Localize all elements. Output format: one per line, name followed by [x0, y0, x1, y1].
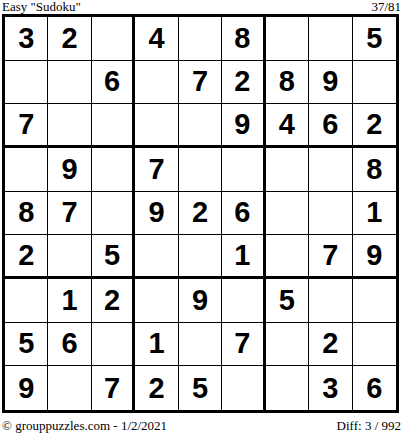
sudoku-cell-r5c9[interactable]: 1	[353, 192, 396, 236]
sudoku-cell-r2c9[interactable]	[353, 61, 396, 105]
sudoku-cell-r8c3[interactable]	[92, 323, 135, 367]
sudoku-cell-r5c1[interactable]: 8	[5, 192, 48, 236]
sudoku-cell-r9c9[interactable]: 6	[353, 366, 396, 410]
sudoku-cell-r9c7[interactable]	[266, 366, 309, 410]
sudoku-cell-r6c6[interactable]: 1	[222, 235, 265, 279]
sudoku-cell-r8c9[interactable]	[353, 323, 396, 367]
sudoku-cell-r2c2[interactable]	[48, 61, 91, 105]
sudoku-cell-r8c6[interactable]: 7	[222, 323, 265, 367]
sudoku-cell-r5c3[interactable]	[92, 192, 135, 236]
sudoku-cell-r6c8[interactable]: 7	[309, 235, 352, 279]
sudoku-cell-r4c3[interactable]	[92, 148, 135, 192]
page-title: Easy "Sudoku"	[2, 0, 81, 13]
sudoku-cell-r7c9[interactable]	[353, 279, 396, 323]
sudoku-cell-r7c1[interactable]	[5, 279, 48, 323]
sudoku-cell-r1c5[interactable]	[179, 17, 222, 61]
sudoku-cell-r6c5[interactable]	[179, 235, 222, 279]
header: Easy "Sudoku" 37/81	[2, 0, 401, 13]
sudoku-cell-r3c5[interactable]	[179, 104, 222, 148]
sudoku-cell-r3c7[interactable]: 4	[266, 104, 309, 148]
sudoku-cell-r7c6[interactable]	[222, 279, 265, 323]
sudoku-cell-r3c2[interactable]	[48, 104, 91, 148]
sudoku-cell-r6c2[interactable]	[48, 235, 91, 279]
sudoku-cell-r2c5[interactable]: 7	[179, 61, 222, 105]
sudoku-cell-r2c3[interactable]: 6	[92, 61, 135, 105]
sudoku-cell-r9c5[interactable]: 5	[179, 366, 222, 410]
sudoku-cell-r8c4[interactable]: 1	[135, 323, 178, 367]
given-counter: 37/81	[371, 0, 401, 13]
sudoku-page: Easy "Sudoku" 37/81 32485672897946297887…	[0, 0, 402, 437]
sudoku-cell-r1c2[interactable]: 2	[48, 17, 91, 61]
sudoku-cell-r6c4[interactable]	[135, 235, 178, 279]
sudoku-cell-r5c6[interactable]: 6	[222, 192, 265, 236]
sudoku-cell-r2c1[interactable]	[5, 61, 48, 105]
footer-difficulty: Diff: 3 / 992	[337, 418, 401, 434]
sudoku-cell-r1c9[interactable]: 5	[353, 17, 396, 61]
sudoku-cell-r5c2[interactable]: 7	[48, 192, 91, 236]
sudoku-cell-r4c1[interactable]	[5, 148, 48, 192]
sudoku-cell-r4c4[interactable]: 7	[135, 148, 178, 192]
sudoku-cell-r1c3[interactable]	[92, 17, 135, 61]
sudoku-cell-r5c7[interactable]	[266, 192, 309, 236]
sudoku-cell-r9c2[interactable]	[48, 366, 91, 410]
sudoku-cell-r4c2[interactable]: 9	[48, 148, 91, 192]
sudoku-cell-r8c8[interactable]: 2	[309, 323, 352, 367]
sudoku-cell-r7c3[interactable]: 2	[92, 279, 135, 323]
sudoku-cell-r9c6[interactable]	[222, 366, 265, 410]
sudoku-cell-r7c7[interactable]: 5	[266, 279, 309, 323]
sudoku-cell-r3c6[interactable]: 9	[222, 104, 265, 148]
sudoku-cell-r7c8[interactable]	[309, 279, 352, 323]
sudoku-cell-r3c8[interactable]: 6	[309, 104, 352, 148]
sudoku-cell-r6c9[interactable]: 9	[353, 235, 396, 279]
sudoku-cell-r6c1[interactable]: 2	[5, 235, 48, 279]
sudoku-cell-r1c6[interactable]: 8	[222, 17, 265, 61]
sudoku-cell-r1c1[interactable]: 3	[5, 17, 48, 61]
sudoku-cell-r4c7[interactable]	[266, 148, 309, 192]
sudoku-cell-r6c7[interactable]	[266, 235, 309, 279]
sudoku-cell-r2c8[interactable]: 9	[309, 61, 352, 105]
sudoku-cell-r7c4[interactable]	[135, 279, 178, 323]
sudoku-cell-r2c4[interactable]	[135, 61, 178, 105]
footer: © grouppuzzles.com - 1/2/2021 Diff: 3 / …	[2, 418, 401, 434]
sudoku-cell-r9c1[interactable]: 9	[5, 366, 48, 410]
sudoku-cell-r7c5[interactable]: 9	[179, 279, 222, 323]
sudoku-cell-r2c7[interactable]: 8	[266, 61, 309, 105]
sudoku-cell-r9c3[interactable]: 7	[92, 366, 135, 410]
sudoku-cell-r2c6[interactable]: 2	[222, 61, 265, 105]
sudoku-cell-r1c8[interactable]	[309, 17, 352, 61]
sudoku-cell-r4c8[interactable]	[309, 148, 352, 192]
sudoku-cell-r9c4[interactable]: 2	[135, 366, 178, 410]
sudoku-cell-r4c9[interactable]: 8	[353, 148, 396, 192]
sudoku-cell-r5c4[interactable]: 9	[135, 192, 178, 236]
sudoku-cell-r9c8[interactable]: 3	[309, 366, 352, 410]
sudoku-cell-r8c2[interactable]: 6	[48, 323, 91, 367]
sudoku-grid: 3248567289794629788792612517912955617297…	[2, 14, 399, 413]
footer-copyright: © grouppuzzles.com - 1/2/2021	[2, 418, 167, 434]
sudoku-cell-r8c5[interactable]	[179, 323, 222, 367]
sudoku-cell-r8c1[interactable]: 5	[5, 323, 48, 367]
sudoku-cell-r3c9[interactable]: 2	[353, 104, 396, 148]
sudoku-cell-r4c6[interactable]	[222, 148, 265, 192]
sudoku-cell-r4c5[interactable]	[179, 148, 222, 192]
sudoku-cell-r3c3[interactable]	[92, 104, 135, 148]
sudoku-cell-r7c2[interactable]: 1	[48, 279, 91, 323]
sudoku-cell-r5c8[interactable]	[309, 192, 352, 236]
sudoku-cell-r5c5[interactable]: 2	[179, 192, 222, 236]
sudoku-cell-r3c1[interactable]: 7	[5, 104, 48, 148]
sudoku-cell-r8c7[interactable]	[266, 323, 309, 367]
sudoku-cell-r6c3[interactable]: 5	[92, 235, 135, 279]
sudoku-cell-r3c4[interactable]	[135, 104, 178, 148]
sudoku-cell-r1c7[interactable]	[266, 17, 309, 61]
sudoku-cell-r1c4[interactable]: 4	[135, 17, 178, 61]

*Objective:* Could you recast the data above as a JSON list of strings, with one string per line, skipping blank lines and leaving the pictures out?

*Reply:*
[
  "Localize all elements. Output format: one per line, name followed by [x0, y0, x1, y1].",
  "sudoku-cell-r5c9[interactable]: 1\t[353, 192, 396, 236]",
  "sudoku-cell-r2c9[interactable]\t[353, 61, 396, 105]",
  "sudoku-cell-r8c3[interactable]\t[92, 323, 135, 367]",
  "sudoku-cell-r5c1[interactable]: 8\t[5, 192, 48, 236]",
  "sudoku-cell-r9c9[interactable]: 6\t[353, 366, 396, 410]",
  "sudoku-cell-r9c7[interactable]\t[266, 366, 309, 410]",
  "sudoku-cell-r6c6[interactable]: 1\t[222, 235, 265, 279]",
  "sudoku-cell-r8c9[interactable]\t[353, 323, 396, 367]",
  "sudoku-cell-r2c2[interactable]\t[48, 61, 91, 105]",
  "sudoku-cell-r8c6[interactable]: 7\t[222, 323, 265, 367]",
  "sudoku-cell-r5c3[interactable]\t[92, 192, 135, 236]",
  "sudoku-cell-r6c8[interactable]: 7\t[309, 235, 352, 279]",
  "sudoku-cell-r4c3[interactable]\t[92, 148, 135, 192]",
  "page-title: Easy \"Sudoku\"\t[2, 0, 81, 13]",
  "sudoku-cell-r7c9[interactable]\t[353, 279, 396, 323]",
  "sudoku-cell-r7c1[interactable]\t[5, 279, 48, 323]",
  "sudoku-cell-r1c5[interactable]\t[179, 17, 222, 61]",
  "sudoku-cell-r6c5[interactable]\t[179, 235, 222, 279]",
  "header: Easy \"Sudoku\" 37/81\t[2, 0, 401, 13]",
  "sudoku-cell-r3c5[interactable]\t[179, 104, 222, 148]",
  "sudoku-cell-r3c7[interactable]: 4\t[266, 104, 309, 148]",
  "sudoku-cell-r7c6[interactable]\t[222, 279, 265, 323]",
  "sudoku-cell-r3c2[interactable]\t[48, 104, 91, 148]",
  "sudoku-cell-r6c2[interactable]\t[48, 235, 91, 279]",
  "sudoku-cell-r2c5[interactable]: 7\t[179, 61, 222, 105]",
  "sudoku-cell-r2c3[interactable]: 6\t[92, 61, 135, 105]",
  "sudoku-cell-r9c5[interactable]: 5\t[179, 366, 222, 410]",
  "sudoku-cell-r8c4[interactable]: 1\t[135, 323, 178, 367]",
  "given-counter: 37/81\t[371, 0, 401, 13]",
  "sudoku-page: Easy \"Sudoku\" 37/81 32485672897946297887…\t[0, 0, 402, 437]",
  "sudoku-cell-r1c2[interactable]: 2\t[48, 17, 91, 61]",
  "sudoku-cell-r6c4[interactable]\t[135, 235, 178, 279]",
  "sudoku-cell-r5c6[interactable]: 6\t[222, 192, 265, 236]",
  "sudoku-cell-r2c1[interactable]\t[5, 61, 48, 105]",
  "footer-difficulty: Diff: 3 / 992\t[337, 418, 401, 434]",
  "sudoku-cell-r1c9[interactable]: 5\t[353, 17, 396, 61]",
  "sudoku-cell-r5c2[interactable]: 7\t[48, 192, 91, 236]",
  "sudoku-cell-r4c1[interactable]\t[5, 148, 48, 192]",
  "sudoku-cell-r4c4[interactable]: 7\t[135, 148, 178, 192]",
  "sudoku-cell-r1c3[interactable]\t[92, 17, 135, 61]",
  "sudoku-cell-r5c7[interactable]\t[266, 192, 309, 236]",
  "sudoku-cell-r9c2[interactable]\t[48, 366, 91, 410]",
  "sudoku-cell-r4c2[interactable]: 9\t[48, 148, 91, 192]",
  "sudoku-cell-r8c8[interactable]: 2\t[309, 323, 352, 367]",
  "sudoku-cell-r7c3[interactable]: 2\t[92, 279, 135, 323]",
  "sudoku-cell-r9c6[interactable]\t[222, 366, 265, 410]",
  "sudoku-cell-r7c7[interactable]: 5\t[266, 279, 309, 323]",
  "sudoku-cell-r3c6[interactable]: 9\t[222, 104, 265, 148]",
  "sudoku-cell-r7c8[interactable]\t[309, 279, 352, 323]",
  "sudoku-cell-r3c8[interactable]: 6\t[309, 104, 352, 148]",
  "sudoku-cell-r6c9[interactable]: 9\t[353, 235, 396, 279]",
  "sudoku-cell-r6c1[interactable]: 2\t[5, 235, 48, 279]",
  "sudoku-cell-r1c6[interactable]: 8\t[222, 17, 265, 61]",
  "sudoku-cell-r1c1[interactable]: 3\t[5, 17, 48, 61]",
  "sudoku-cell-r4c7[interactable]\t[266, 148, 309, 192]",
  "sudoku-cell-r6c7[interactable]\t[266, 235, 309, 279]",
  "sudoku-cell-r2c8[interactable]: 9\t[309, 61, 352, 105]",
  "sudoku-cell-r7c4[interactable]\t[135, 279, 178, 323]",
  "sudoku-cell-r2c4[interactable]\t[135, 61, 178, 105]",
  "footer: © grouppuzzles.com - 1/2/2021 Diff: 3 / …\t[2, 418, 401, 434]",
  "sudoku-cell-r9c1[interactable]: 9\t[5, 366, 48, 410]",
  "sudoku-cell-r7c5[interactable]: 9\t[179, 279, 222, 323]",
  "sudoku-cell-r2c7[interactable]: 8\t[266, 61, 309, 105]",
  "sudoku-cell-r9c3[interactable]: 7\t[92, 366, 135, 410]",
  "sudoku-cell-r2c6[interactable]: 2\t[222, 61, 265, 105]",
  "sudoku-cell-r1c8[interactable]\t[309, 17, 352, 61]",
  "sudoku-cell-r4c8[interactable]\t[309, 148, 352, 192]",
  "sudoku-cell-r9c4[interactable]: 2\t[135, 366, 178, 410]",
  "sudoku-cell-r4c9[interactable]: 8\t[353, 148, 396, 192]",
  "sudoku-cell-r5c4[interactable]: 9\t[135, 192, 178, 236]",
  "sudoku-cell-r9c8[interactable]: 3\t[309, 366, 352, 410]",
  "sudoku-cell-r8c2[interactable]: 6\t[48, 323, 91, 367]",
  "sudoku-grid: 3248567289794629788792612517912955617297…\t[2, 14, 399, 413]",
  "footer-copyright: © grouppuzzles.com - 1/2/2021\t[2, 418, 167, 434]",
  "sudoku-cell-r8c5[interactable]\t[179, 323, 222, 367]",
  "sudoku-cell-r8c1[interactable]: 5\t[5, 323, 48, 367]",
  "sudoku-cell-r3c9[interactable]: 2\t[353, 104, 396, 148]",
  "sudoku-cell-r4c6[interactable]\t[222, 148, 265, 192]",
  "sudoku-cell-r4c5[interactable]\t[179, 148, 222, 192]",
  "sudoku-cell-r3c3[interactable]\t[92, 104, 135, 148]",
  "sudoku-cell-r7c2[interactable]: 1\t[48, 279, 91, 323]",
  "sudoku-cell-r5c8[interactable]\t[309, 192, 352, 236]",
  "sudoku-cell-r5c5[interactable]: 2\t[179, 192, 222, 236]",
  "sudoku-cell-r3c1[interactable]: 7\t[5, 104, 48, 148]",
  "sudoku-cell-r8c7[interactable]\t[266, 323, 309, 367]",
  "sudoku-cell-r6c3[interactable]: 5\t[92, 235, 135, 279]",
  "sudoku-cell-r3c4[interactable]\t[135, 104, 178, 148]",
  "sudoku-cell-r1c7[interactable]\t[266, 17, 309, 61]",
  "sudoku-cell-r1c4[interactable]: 4\t[135, 17, 178, 61]"
]